→ Given exercise 1
Translate this sentence from the high load question into German: "This setup works great under low load conditions."

|
/
Zope
/
Apsis
/
Pound Mailing List
/
Archive
/
2004
/
2004-07
/
high load question
[
Re: Re[2]: privacy / "Claus ... ]
[
Port number in HTTP_HOST / Michael DeGusta ... ]
high load question
Thierry Coopman <thierry(at)keytradebank.com> |
2004-07-06 15:22:24 |
[ FULL ]
|
Hi,
I have setup pound on 2 gentoo servers with LVS as load-balancing and HA
solution. This setup works great under low load conditions.
I have LVS balance HTTPS connections over 2 Gentoo machines running
Pound, that in turn connect to 8 back end servers in HTTP.
I have put it in production yesterday, only to reverse that today after
discovering that some people were unable to log into our site.

→ Records shown

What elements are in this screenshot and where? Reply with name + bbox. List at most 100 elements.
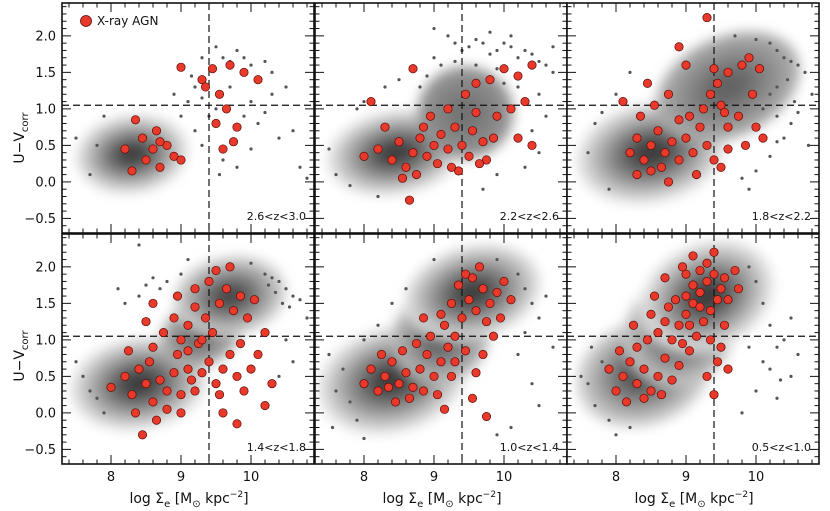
agn-point	[660, 148, 670, 158]
field-galaxy-point	[242, 56, 246, 60]
field-galaxy-point	[425, 74, 429, 78]
agn-point	[190, 386, 200, 396]
agn-point	[674, 360, 684, 370]
agn-point	[214, 298, 225, 308]
field-galaxy-point	[551, 345, 555, 349]
y-tick-label: 2.0	[35, 29, 56, 44]
field-galaxy-point	[754, 279, 758, 284]
legend: X-ray AGN	[80, 14, 158, 28]
field-galaxy-point	[488, 52, 492, 56]
agn-point	[190, 284, 200, 294]
agn-point	[674, 115, 684, 125]
field-galaxy-point	[474, 63, 478, 67]
agn-point	[688, 298, 698, 308]
field-galaxy-point	[775, 396, 779, 400]
field-galaxy-point	[782, 136, 786, 140]
field-galaxy-point	[432, 257, 436, 262]
field-galaxy-point	[88, 172, 92, 177]
x-tick-label: 10	[496, 470, 513, 485]
agn-point	[404, 393, 415, 403]
field-galaxy-point	[488, 30, 492, 34]
field-galaxy-point	[775, 85, 779, 89]
field-galaxy-point	[586, 151, 590, 155]
agn-point	[394, 379, 404, 389]
agn-point	[660, 273, 670, 283]
agn-point	[225, 262, 235, 272]
agn-point	[204, 357, 214, 367]
agn-point	[183, 320, 193, 330]
agn-point	[211, 118, 221, 129]
agn-point	[719, 320, 730, 330]
x-tick-label: 8	[360, 470, 368, 485]
agn-point	[432, 159, 443, 169]
agn-point	[695, 302, 705, 312]
density-level	[380, 143, 411, 163]
agn-point	[404, 195, 415, 205]
field-galaxy-point	[628, 425, 632, 430]
agn-point	[681, 291, 691, 301]
field-galaxy-point	[116, 287, 120, 291]
agn-point	[232, 419, 242, 429]
agn-point	[478, 349, 488, 360]
field-galaxy-point	[137, 243, 141, 247]
y-tick-label: 1.0	[35, 333, 56, 348]
agn-point	[471, 107, 481, 118]
agn-point	[130, 408, 141, 418]
field-galaxy-point	[179, 114, 183, 118]
agn-point	[439, 320, 450, 330]
agn-point	[457, 140, 467, 150]
y-tick-label: 1.5	[35, 66, 56, 81]
agn-point	[176, 155, 186, 165]
agn-point	[200, 82, 211, 92]
redshift-range-label: 2.2<z<2.6	[500, 210, 559, 223]
agn-point	[639, 364, 649, 374]
field-galaxy-point	[439, 63, 443, 67]
field-galaxy-point	[298, 165, 302, 169]
field-galaxy-point	[495, 48, 499, 53]
field-galaxy-point	[263, 59, 267, 64]
x-axis-title-1: log Σe [M⊙ kpc−2]	[129, 490, 248, 510]
agn-point	[709, 64, 719, 74]
agn-point	[467, 126, 478, 136]
agn-point	[513, 133, 523, 143]
agn-point	[632, 170, 642, 180]
agn-point	[158, 328, 169, 338]
agn-point	[214, 89, 225, 99]
field-galaxy-point	[327, 147, 331, 151]
field-galaxy-point	[102, 114, 106, 118]
field-galaxy-point	[165, 279, 169, 284]
field-galaxy-point	[348, 400, 352, 404]
field-galaxy-point	[214, 45, 218, 49]
y-tick-label: −0.5	[24, 443, 56, 458]
agn-point	[492, 111, 502, 121]
field-galaxy-point	[481, 187, 485, 191]
agn-point	[457, 313, 467, 323]
agn-point	[478, 284, 488, 294]
field-galaxy-point	[144, 283, 148, 287]
agn-point	[366, 364, 376, 374]
agn-point	[127, 390, 137, 400]
agn-point	[183, 364, 193, 374]
agn-point	[639, 393, 649, 403]
agn-point	[688, 148, 698, 158]
field-galaxy-point	[432, 56, 436, 60]
agn-point	[141, 155, 151, 165]
field-galaxy-point	[495, 433, 499, 437]
ticks	[62, 234, 314, 464]
field-galaxy-point	[263, 110, 267, 115]
agn-point	[621, 397, 632, 407]
redshift-range-label: 1.8<z<2.2	[752, 210, 811, 223]
agn-point	[380, 371, 390, 381]
agn-point	[239, 386, 249, 396]
field-galaxy-point	[291, 294, 295, 298]
field-galaxy-point	[600, 360, 604, 364]
agn-point	[422, 151, 432, 161]
x-tick-label: 9	[177, 470, 185, 485]
field-galaxy-point	[273, 290, 278, 295]
panel-background	[62, 3, 314, 233]
agn-point	[677, 338, 688, 349]
field-galaxy-point	[754, 389, 758, 393]
agn-point	[527, 60, 537, 70]
field-galaxy-point	[768, 92, 772, 96]
agn-point	[642, 78, 653, 88]
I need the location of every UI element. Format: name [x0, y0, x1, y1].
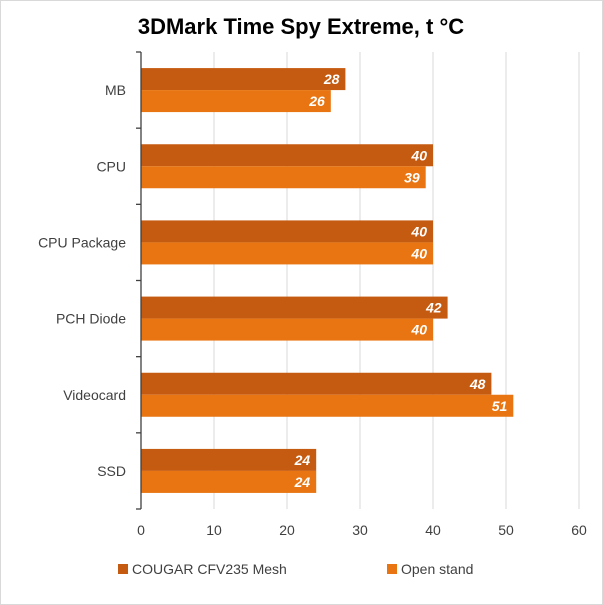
bar-series2 [141, 90, 331, 113]
bar-series2 [141, 470, 317, 493]
bar-series2 [141, 318, 433, 341]
data-label: 40 [410, 245, 427, 261]
bar-series1 [141, 448, 317, 471]
x-tick-label: 10 [206, 522, 222, 538]
category-labels: MB CPU CPU Package PCH Diode Videocard SSD [38, 82, 126, 479]
category-label: PCH Diode [56, 311, 126, 327]
data-label: 24 [294, 452, 311, 468]
legend: COUGAR CFV235 Mesh Open stand [118, 561, 473, 577]
gridlines [213, 52, 580, 509]
data-label: 42 [425, 300, 442, 316]
data-label: 51 [492, 398, 508, 414]
data-label: 40 [410, 147, 427, 163]
x-tick-labels: 0 10 20 30 40 50 60 [137, 522, 587, 538]
chart-title: 3DMark Time Spy Extreme, t °C [138, 14, 464, 39]
x-tick-label: 20 [279, 522, 295, 538]
category-label: CPU Package [38, 234, 126, 250]
x-tick-label: 30 [352, 522, 368, 538]
data-label: 40 [410, 223, 427, 239]
category-label: MB [105, 82, 126, 98]
bar-series2 [141, 242, 433, 265]
bar-series1 [141, 144, 433, 167]
data-label: 24 [294, 474, 311, 490]
data-label: 28 [323, 71, 340, 87]
data-label: 26 [308, 93, 325, 109]
data-label: 40 [410, 322, 427, 338]
category-label: Videocard [63, 387, 126, 403]
bar-series1 [141, 296, 448, 319]
data-label: 48 [469, 376, 486, 392]
bar-series1 [141, 220, 433, 243]
bars [141, 68, 514, 493]
bar-series1 [141, 68, 346, 91]
legend-label: COUGAR CFV235 Mesh [132, 561, 287, 577]
bar-series2 [141, 166, 426, 189]
x-tick-label: 40 [425, 522, 441, 538]
x-tick-label: 50 [498, 522, 514, 538]
bar-series1 [141, 372, 492, 395]
bar-series2 [141, 394, 514, 417]
data-label: 39 [404, 169, 420, 185]
legend-swatch [118, 564, 128, 574]
category-label: SSD [97, 463, 126, 479]
x-tick-label: 60 [571, 522, 587, 538]
y-axis-line [136, 51, 142, 510]
data-labels: 28 26 40 39 40 40 42 40 48 51 24 24 [294, 71, 508, 490]
category-label: CPU [96, 158, 126, 174]
x-tick-label: 0 [137, 522, 145, 538]
legend-swatch [387, 564, 397, 574]
legend-label: Open stand [401, 561, 473, 577]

→ Given exercise 2
In the rows, rewrite everything from the line containing "bar-series2 [141, 90, 331, 113]" down to the line containing "category-label: PCH Diode [56, 311, 126, 327]", changing "bar-series2" to "bar-series-B" and leaving all else unchanged.

→ Complete output 1
Dieses Setup funktioniert unter geringer Last hervorragend.

→ Complete output 2
bar-series-B [141, 90, 331, 113]
bar-series-B [141, 470, 317, 493]
bar-series-B [141, 318, 433, 341]
data-label: 40 [410, 245, 427, 261]
bar-series1 [141, 448, 317, 471]
x-tick-label: 10 [206, 522, 222, 538]
category-labels: MB CPU CPU Package PCH Diode Videocard SSD [38, 82, 126, 479]
category-label: PCH Diode [56, 311, 126, 327]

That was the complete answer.